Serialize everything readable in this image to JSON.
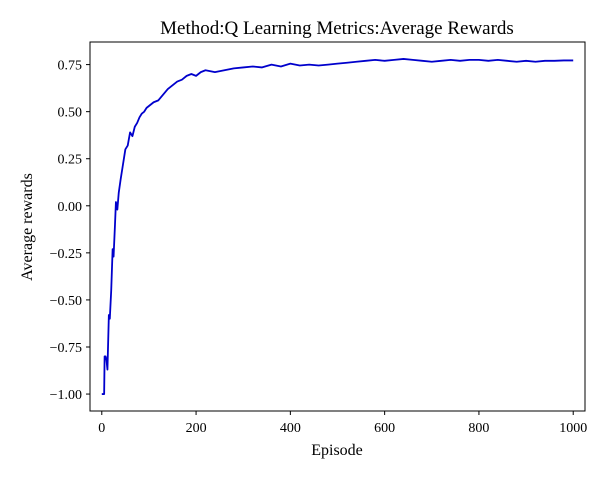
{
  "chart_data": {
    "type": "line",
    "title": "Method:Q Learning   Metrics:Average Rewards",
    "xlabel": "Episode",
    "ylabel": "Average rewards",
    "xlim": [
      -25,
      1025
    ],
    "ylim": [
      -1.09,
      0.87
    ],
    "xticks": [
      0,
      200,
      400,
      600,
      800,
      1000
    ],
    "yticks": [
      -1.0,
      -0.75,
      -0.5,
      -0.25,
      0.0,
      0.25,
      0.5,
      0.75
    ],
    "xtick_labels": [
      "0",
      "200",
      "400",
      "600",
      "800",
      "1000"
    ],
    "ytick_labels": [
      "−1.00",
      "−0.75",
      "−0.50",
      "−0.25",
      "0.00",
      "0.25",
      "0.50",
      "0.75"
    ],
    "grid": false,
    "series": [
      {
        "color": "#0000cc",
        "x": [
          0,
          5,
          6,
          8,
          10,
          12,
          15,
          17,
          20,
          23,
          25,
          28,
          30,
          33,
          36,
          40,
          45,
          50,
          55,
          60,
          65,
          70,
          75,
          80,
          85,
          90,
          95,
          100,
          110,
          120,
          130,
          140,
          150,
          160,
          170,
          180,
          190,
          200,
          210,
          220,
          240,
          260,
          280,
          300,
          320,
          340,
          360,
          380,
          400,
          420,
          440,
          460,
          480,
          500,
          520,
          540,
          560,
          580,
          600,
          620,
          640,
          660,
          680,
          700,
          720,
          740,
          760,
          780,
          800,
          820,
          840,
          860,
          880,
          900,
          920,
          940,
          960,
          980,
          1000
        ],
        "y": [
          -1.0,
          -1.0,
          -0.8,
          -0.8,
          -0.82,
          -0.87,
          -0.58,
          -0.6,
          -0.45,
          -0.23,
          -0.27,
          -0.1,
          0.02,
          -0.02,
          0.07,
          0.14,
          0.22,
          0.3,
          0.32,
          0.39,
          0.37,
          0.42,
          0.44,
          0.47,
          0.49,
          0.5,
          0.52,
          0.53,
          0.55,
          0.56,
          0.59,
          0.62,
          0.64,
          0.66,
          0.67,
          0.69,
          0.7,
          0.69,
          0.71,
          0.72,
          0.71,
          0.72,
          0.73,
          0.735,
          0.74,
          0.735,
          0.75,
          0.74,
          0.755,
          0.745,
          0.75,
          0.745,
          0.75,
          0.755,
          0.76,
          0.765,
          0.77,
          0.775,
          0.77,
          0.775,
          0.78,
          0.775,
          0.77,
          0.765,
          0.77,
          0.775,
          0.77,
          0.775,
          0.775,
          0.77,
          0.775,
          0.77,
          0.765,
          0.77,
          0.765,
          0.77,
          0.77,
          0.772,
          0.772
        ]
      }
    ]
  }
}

Task description: Scan the records for the string "Average". Copy each line in which it appears.

Correct output:
    "title": "Method:Q Learning   Metrics:Average Rewards",
    "ylabel": "Average rewards",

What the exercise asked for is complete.